-- start Material for this exercise --
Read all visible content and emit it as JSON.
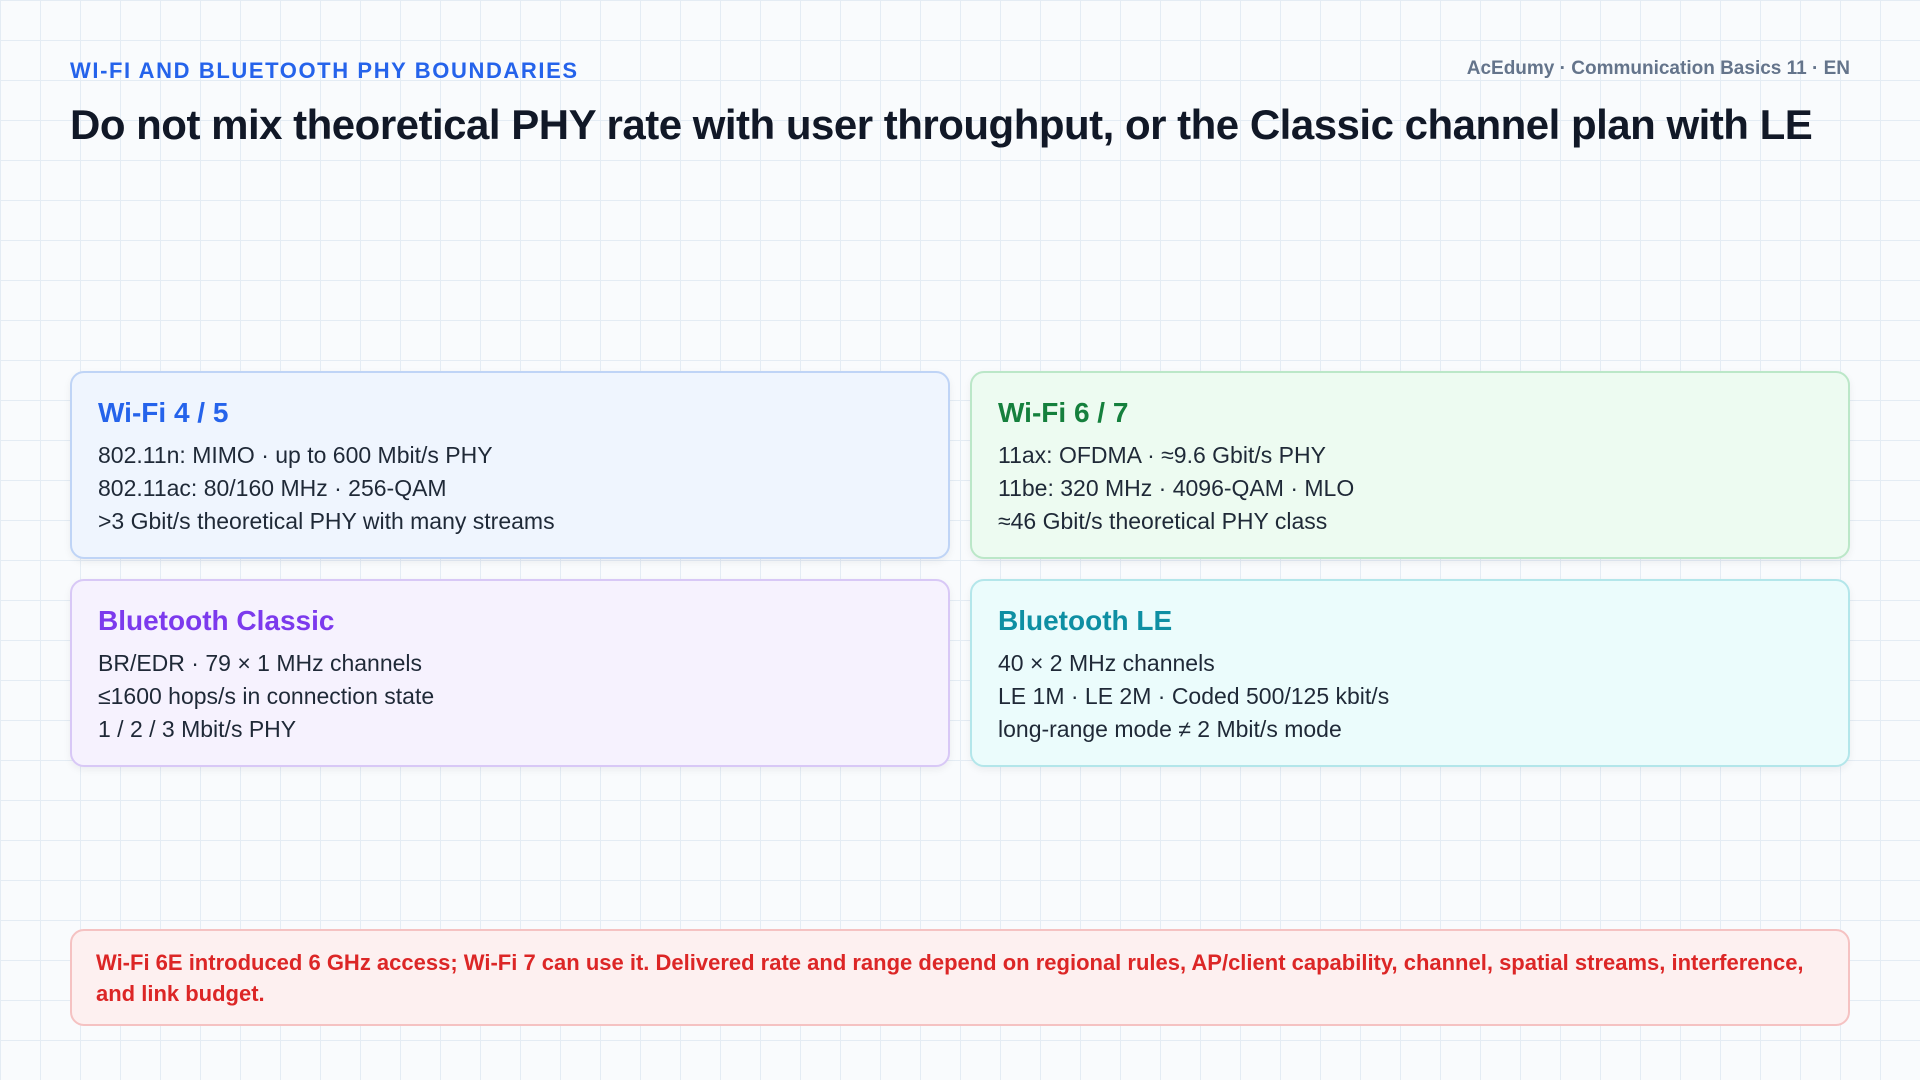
{
  "header": {
    "kicker": "WI-FI AND BLUETOOTH PHY BOUNDARIES",
    "meta": "AcEdumy · Communication Basics 11 · EN",
    "title": "Do not mix theoretical PHY rate with user throughput, or the Classic channel plan with LE"
  },
  "cards": [
    {
      "title": "Wi-Fi 4 / 5",
      "color": "#2563eb",
      "lines": [
        "802.11n: MIMO · up to 600 Mbit/s PHY",
        "802.11ac: 80/160 MHz · 256-QAM",
        ">3 Gbit/s theoretical PHY with many streams"
      ]
    },
    {
      "title": "Wi-Fi 6 / 7",
      "color": "#15803d",
      "lines": [
        "11ax: OFDMA · ≈9.6 Gbit/s PHY",
        "11be: 320 MHz · 4096-QAM · MLO",
        "≈46 Gbit/s theoretical PHY class"
      ]
    },
    {
      "title": "Bluetooth Classic",
      "color": "#7c3aed",
      "lines": [
        "BR/EDR · 79 × 1 MHz channels",
        "≤1600 hops/s in connection state",
        "1 / 2 / 3 Mbit/s PHY"
      ]
    },
    {
      "title": "Bluetooth LE",
      "color": "#0e8fa3",
      "lines": [
        "40 × 2 MHz channels",
        "LE 1M · LE 2M · Coded 500/125 kbit/s",
        "long-range mode ≠ 2 Mbit/s mode"
      ]
    }
  ],
  "note": {
    "text": "Wi-Fi 6E introduced 6 GHz access; Wi-Fi 7 can use it. Delivered rate and range depend on regional rules, AP/client capability, channel, spatial streams, interference, and link budget.",
    "color": "#dc2626"
  }
}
-- end Material for this exercise --
> **Task prompt**: Transcribe every entry word for word, but omit the pictures.

> **Correct result**:
Read all visible content and emit it as JSON.
{
  "header": {
    "kicker": "WI-FI AND BLUETOOTH PHY BOUNDARIES",
    "meta": "AcEdumy · Communication Basics 11 · EN",
    "title": "Do not mix theoretical PHY rate with user throughput, or the Classic channel plan with LE"
  },
  "cards": [
    {
      "title": "Wi-Fi 4 / 5",
      "color": "#2563eb",
      "lines": [
        "802.11n: MIMO · up to 600 Mbit/s PHY",
        "802.11ac: 80/160 MHz · 256-QAM",
        ">3 Gbit/s theoretical PHY with many streams"
      ]
    },
    {
      "title": "Wi-Fi 6 / 7",
      "color": "#15803d",
      "lines": [
        "11ax: OFDMA · ≈9.6 Gbit/s PHY",
        "11be: 320 MHz · 4096-QAM · MLO",
        "≈46 Gbit/s theoretical PHY class"
      ]
    },
    {
      "title": "Bluetooth Classic",
      "color": "#7c3aed",
      "lines": [
        "BR/EDR · 79 × 1 MHz channels",
        "≤1600 hops/s in connection state",
        "1 / 2 / 3 Mbit/s PHY"
      ]
    },
    {
      "title": "Bluetooth LE",
      "color": "#0e8fa3",
      "lines": [
        "40 × 2 MHz channels",
        "LE 1M · LE 2M · Coded 500/125 kbit/s",
        "long-range mode ≠ 2 Mbit/s mode"
      ]
    }
  ],
  "note": {
    "text": "Wi-Fi 6E introduced 6 GHz access; Wi-Fi 7 can use it. Delivered rate and range depend on regional rules, AP/client capability, channel, spatial streams, interference, and link budget.",
    "color": "#dc2626"
  }
}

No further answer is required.